● Supplied records
* * * * * * *

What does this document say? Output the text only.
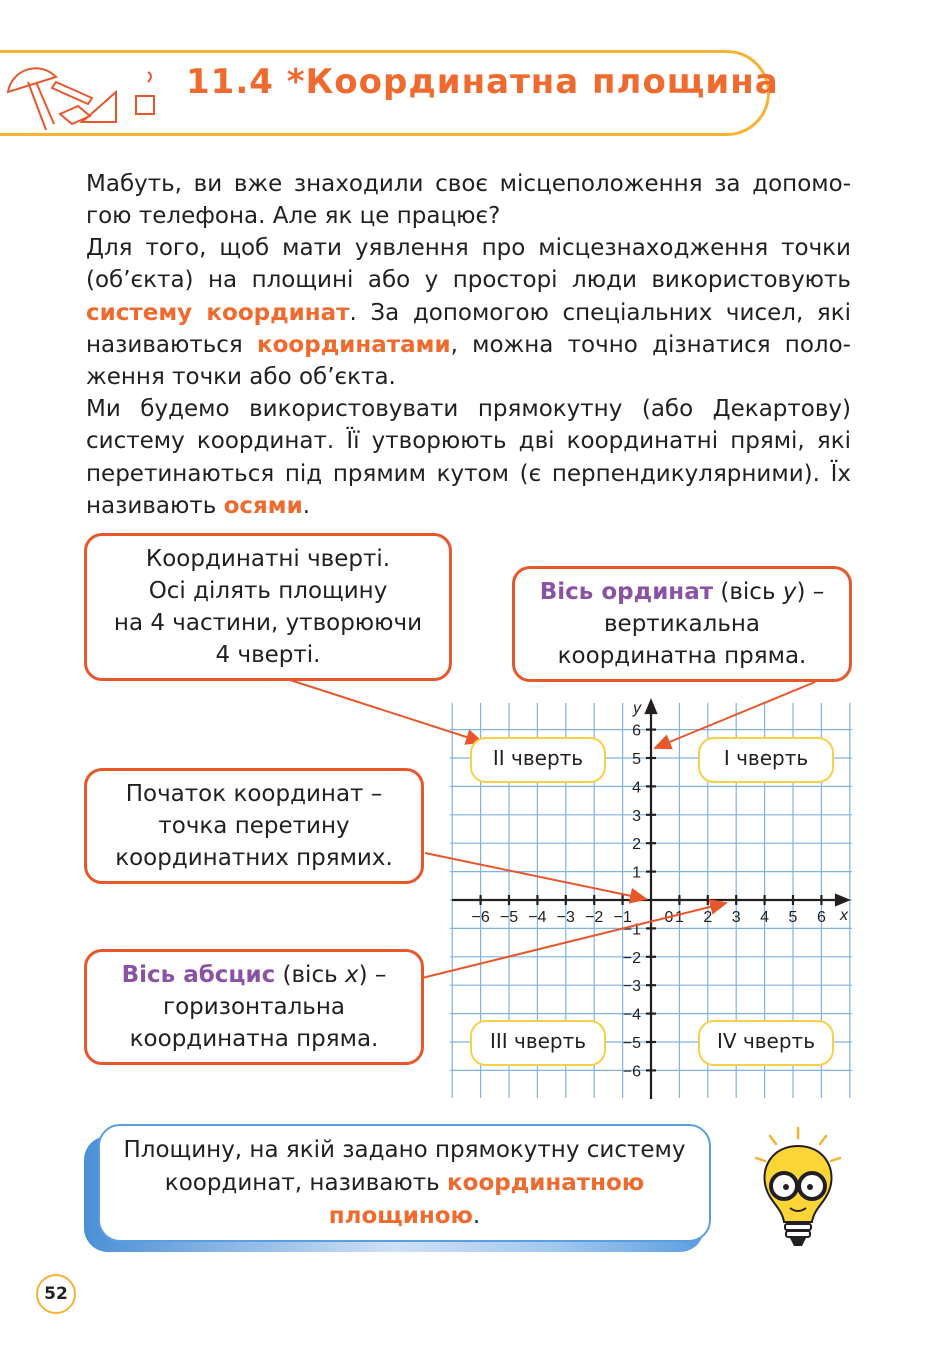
11.4 *Координатна площина
Мабуть, ви вже знаходили своє місцеположення за допомо- гою телефона. Але як це працює?
Для того, щоб мати уявлення про місцезнаходження точки (об’єкта) на площині або у просторі люди використовують систему координат. За допомогою спеціальних чисел, які називаються координатами, можна точно дізнатися поло- ження точки або об’єкта.
Ми будемо використовувати прямокутну (або Декартову) систему координат. Її утворюють дві координатні прямі, які перетинаються під прямим кутом (є перпендикулярними). Їх називають осями.
−6 −5 −4 −3 −2 −1	1 2 3 4 5 6
6
5
4
3
2
1
−1
−2
−3
−4
−5
−6
0	x
y
Координатні чверті.
Осі ділять площину
на 4 частини, утворюючи
4 чверті.
Вісь ординат (вісь y) –
вертикальна
координатна пряма.
Початок координат –
точка перетину
координатних прямих.
Вісь абсцис (вісь x) –
горизонтальна
координатна пряма.
II чверть	I чверть
III чверть	IV чверть
Площину, на якій задано прямокутну систему
координат, називають координатною
площиною.
52
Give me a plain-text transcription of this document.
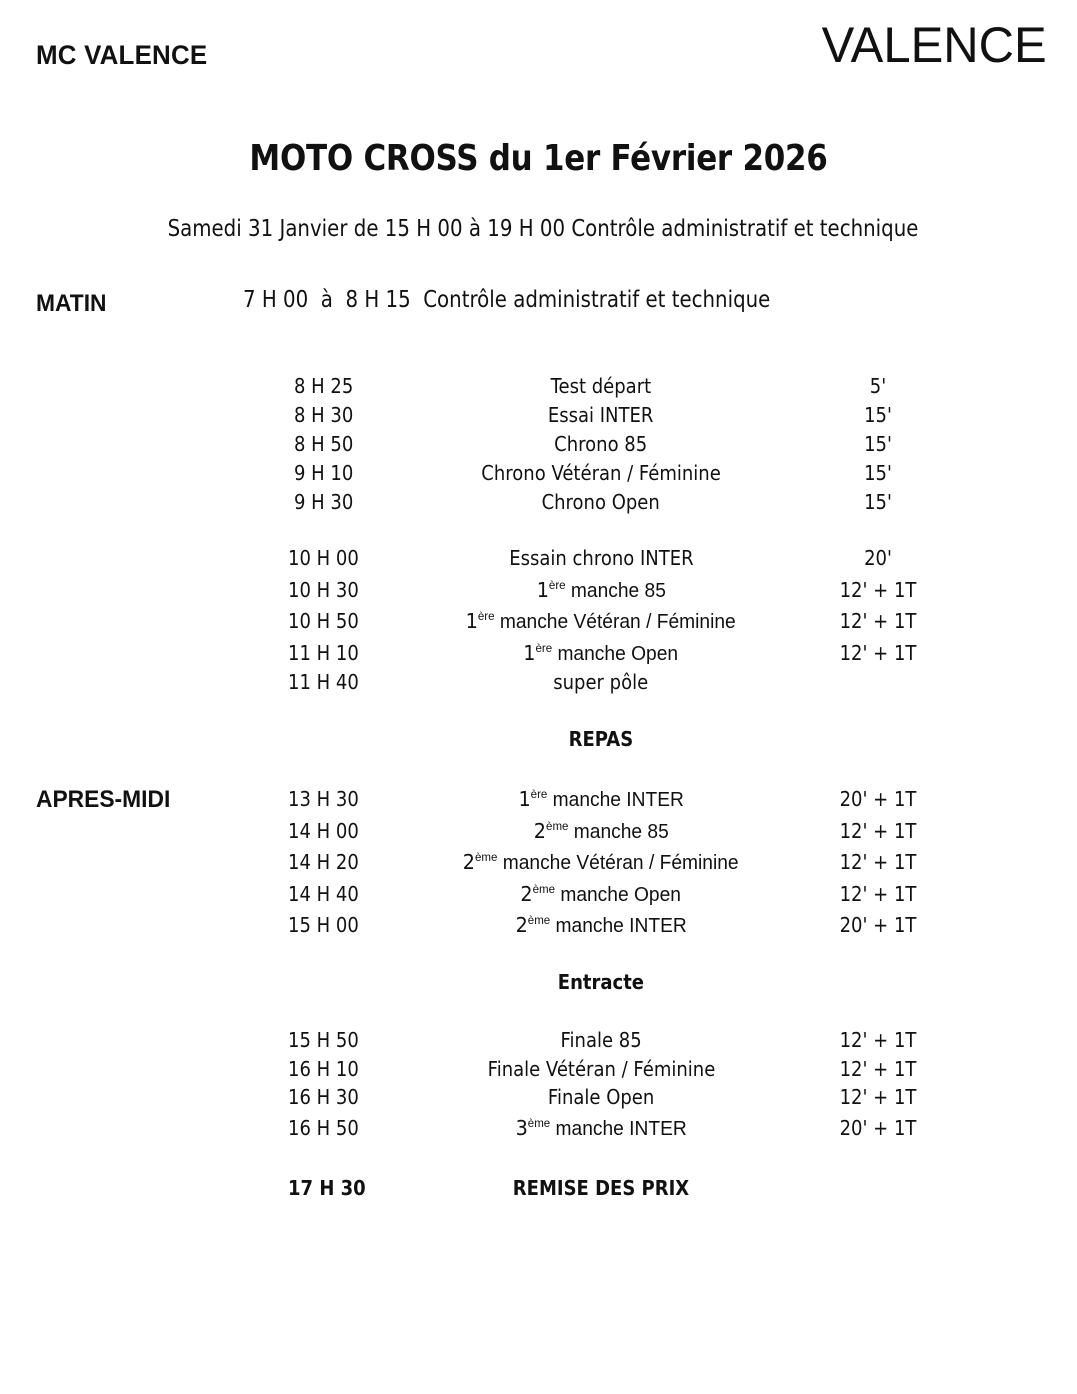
MC VALENCE	VALENCE
MOTO CROSS du 1er Février 2026
Samedi 31 Janvier de 15 H 00 à 19 H 00 Contrôle administratif et technique
MATIN	7 H 00  à  8 H 15  Contrôle administratif et technique
8 H 25	Test départ	5'
8 H 30	Essai INTER	15'
8 H 50	Chrono 85	15'
9 H 10	Chrono Vétéran / Féminine	15'
9 H 30	Chrono Open	15'
10 H 00	Essain chrono INTER	20'
10 H 30	1ère manche 85	12' + 1T
10 H 50	1ère manche Vétéran / Féminine	12' + 1T
11 H 10	1ère manche Open	12' + 1T
11 H 40	super pôle
13 H 30	1ère manche INTER	20' + 1T
14 H 00	2ème manche 85	12' + 1T
14 H 20	2ème manche Vétéran / Féminine	12' + 1T
14 H 40	2ème manche Open	12' + 1T
15 H 00	2ème manche INTER	20' + 1T
15 H 50	Finale 85	12' + 1T
16 H 10	Finale Vétéran / Féminine	12' + 1T
16 H 30	Finale Open	12' + 1T
16 H 50	3ème manche INTER	20' + 1T
17 H 30	REMISE DES PRIX
REPAS
APRES-MIDI
Entracte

* * * * * * *

● What the task asks
Leave out all images, then reproduce the entries above exactly.

● Solution to the problem
What does this document say? Output the text only.
11.4 *Координатна площина
Мабуть, ви вже знаходили своє місцеположення за допомо- гою телефона. Але як це працює?
Для того, щоб мати уявлення про місцезнаходження точки (об’єкта) на площині або у просторі люди використовують систему координат. За допомогою спеціальних чисел, які називаються координатами, можна точно дізнатися поло- ження точки або об’єкта.
Ми будемо використовувати прямокутну (або Декартову) систему координат. Її утворюють дві координатні прямі, які перетинаються під прямим кутом (є перпендикулярними). Їх називають осями.
−6 −5 −4 −3 −2 −1	1 2 3 4 5 6
6
5
4
3
2
1
−1
−2
−3
−4
−5
−6
0	x
y
Координатні чверті.
Осі ділять площину
на 4 частини, утворюючи
4 чверті.
Вісь ординат (вісь y) –
вертикальна
координатна пряма.
Початок координат –
точка перетину
координатних прямих.
Вісь абсцис (вісь x) –
горизонтальна
координатна пряма.
II чверть	I чверть
III чверть	IV чверть
Площину, на якій задано прямокутну систему
координат, називають координатною
площиною.
52
Give me a plain-text transcription of this document.
MC VALENCE	VALENCE
MOTO CROSS du 1er Février 2026
Samedi 31 Janvier de 15 H 00 à 19 H 00 Contrôle administratif et technique
MATIN	7 H 00  à  8 H 15  Contrôle administratif et technique
8 H 25	Test départ	5'
8 H 30	Essai INTER	15'
8 H 50	Chrono 85	15'
9 H 10	Chrono Vétéran / Féminine	15'
9 H 30	Chrono Open	15'
10 H 00	Essain chrono INTER	20'
10 H 30	1ère manche 85	12' + 1T
10 H 50	1ère manche Vétéran / Féminine	12' + 1T
11 H 10	1ère manche Open	12' + 1T
11 H 40	super pôle
13 H 30	1ère manche INTER	20' + 1T
14 H 00	2ème manche 85	12' + 1T
14 H 20	2ème manche Vétéran / Féminine	12' + 1T
14 H 40	2ème manche Open	12' + 1T
15 H 00	2ème manche INTER	20' + 1T
15 H 50	Finale 85	12' + 1T
16 H 10	Finale Vétéran / Féminine	12' + 1T
16 H 30	Finale Open	12' + 1T
16 H 50	3ème manche INTER	20' + 1T
17 H 30	REMISE DES PRIX
REPAS
APRES-MIDI
Entracte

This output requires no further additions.